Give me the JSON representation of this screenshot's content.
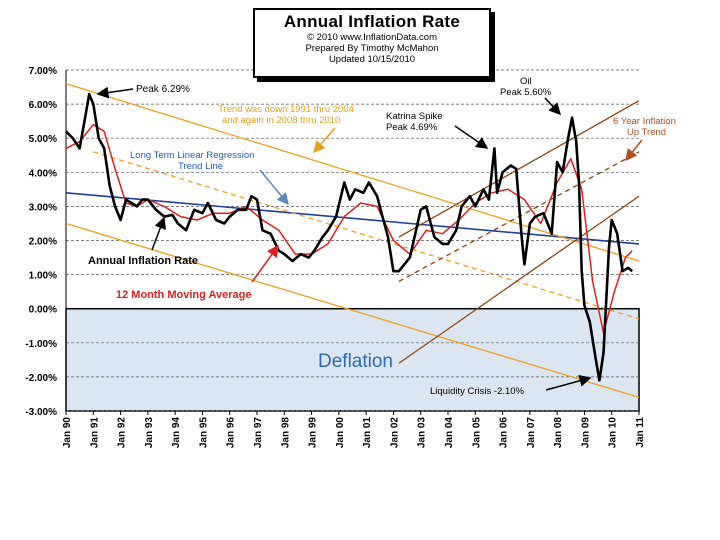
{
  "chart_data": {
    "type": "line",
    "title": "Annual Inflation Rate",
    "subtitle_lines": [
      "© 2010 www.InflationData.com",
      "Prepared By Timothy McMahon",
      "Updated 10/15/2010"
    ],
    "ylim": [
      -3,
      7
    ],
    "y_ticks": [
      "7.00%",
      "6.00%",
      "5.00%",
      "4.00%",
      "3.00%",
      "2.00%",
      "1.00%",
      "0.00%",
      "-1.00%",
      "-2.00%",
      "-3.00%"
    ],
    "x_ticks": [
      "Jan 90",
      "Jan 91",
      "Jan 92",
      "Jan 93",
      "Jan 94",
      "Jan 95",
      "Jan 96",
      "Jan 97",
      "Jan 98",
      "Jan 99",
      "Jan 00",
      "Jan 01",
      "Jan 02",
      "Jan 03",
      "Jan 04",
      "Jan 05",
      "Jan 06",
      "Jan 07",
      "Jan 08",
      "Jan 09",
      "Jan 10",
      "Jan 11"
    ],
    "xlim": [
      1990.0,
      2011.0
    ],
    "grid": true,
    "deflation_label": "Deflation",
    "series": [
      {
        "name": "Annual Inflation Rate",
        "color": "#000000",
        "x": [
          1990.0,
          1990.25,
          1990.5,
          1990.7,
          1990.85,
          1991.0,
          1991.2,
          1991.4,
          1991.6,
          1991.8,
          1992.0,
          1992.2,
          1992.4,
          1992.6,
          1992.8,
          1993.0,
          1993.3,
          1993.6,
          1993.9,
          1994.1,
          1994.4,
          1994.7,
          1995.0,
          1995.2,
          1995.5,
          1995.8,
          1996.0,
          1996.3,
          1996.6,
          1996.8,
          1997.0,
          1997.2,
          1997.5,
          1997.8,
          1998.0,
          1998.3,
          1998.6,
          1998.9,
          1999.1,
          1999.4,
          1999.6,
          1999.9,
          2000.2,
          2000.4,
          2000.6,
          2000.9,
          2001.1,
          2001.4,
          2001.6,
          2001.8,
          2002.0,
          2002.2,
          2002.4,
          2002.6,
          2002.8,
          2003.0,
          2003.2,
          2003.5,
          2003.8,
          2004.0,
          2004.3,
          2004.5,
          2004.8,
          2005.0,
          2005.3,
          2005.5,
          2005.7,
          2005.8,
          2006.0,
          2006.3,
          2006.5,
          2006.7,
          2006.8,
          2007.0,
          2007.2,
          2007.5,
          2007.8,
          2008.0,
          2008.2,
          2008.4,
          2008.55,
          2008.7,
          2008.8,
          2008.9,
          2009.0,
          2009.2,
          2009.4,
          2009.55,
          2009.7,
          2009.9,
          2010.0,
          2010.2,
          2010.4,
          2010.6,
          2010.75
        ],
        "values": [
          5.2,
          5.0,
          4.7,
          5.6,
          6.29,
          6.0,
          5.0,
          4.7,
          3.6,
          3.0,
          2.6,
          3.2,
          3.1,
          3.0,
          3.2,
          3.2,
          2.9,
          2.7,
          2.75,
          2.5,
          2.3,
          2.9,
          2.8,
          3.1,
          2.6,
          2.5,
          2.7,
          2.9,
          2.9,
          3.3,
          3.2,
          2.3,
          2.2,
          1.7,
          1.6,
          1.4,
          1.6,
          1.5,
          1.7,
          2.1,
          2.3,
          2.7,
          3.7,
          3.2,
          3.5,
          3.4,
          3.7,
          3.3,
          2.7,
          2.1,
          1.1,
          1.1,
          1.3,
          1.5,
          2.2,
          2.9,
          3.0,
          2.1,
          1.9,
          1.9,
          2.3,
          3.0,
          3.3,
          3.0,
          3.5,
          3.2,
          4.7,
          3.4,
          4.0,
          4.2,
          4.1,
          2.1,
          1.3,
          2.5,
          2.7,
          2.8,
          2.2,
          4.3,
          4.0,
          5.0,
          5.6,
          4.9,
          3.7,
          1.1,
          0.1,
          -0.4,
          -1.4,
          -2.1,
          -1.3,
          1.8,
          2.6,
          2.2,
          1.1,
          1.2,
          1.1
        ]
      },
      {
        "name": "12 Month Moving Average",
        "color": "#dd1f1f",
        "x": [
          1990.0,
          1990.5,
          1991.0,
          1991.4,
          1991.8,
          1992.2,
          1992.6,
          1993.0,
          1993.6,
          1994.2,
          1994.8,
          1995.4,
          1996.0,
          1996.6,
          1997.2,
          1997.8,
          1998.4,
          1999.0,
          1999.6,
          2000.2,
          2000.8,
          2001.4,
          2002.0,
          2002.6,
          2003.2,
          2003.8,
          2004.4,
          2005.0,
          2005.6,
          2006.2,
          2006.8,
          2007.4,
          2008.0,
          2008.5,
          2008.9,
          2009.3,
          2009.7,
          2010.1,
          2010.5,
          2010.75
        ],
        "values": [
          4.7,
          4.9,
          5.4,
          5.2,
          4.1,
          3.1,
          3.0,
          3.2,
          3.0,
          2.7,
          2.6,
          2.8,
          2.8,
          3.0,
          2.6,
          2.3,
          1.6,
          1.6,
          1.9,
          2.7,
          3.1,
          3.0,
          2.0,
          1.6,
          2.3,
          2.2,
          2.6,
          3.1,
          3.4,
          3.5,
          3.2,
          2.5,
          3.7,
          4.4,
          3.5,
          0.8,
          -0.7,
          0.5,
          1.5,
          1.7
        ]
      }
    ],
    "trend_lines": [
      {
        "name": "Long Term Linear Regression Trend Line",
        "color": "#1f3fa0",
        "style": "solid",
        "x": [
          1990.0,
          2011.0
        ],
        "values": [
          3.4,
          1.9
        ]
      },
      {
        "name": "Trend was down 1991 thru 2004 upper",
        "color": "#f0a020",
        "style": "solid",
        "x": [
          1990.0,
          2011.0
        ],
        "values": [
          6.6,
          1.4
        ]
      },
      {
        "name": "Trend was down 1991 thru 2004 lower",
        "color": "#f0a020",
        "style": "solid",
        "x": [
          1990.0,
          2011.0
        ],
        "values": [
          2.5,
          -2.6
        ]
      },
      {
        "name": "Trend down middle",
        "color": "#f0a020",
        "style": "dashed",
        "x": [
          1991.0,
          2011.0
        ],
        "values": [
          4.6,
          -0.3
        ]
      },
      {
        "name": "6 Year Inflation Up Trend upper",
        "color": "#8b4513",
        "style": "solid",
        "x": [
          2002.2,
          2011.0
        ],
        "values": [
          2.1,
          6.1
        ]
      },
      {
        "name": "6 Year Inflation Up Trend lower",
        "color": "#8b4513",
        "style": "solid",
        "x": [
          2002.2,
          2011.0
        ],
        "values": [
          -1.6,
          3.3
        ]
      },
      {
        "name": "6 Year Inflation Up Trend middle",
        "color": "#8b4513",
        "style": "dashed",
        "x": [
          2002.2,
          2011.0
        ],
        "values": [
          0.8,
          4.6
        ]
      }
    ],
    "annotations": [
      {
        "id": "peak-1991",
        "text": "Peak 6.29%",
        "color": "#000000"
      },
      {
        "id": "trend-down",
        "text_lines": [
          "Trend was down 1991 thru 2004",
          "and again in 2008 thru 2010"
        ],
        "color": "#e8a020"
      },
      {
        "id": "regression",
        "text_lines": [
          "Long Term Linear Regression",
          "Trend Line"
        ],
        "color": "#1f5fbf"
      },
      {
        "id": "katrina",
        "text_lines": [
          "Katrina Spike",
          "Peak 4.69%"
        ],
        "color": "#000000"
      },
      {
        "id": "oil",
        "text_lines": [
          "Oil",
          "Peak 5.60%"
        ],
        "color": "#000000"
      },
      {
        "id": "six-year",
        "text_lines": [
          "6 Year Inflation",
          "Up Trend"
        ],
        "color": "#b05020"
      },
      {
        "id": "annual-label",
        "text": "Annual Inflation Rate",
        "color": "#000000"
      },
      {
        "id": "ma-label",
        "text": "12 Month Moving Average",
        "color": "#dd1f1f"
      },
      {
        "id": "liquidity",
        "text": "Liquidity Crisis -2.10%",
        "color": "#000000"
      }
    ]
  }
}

== == ==

WHAT YOU SHOULD DO
Copy each line of the listing that contains the string "Moving".

THE ANSWER
        "name": "12 Month Moving Average",
        "text": "12 Month Moving Average",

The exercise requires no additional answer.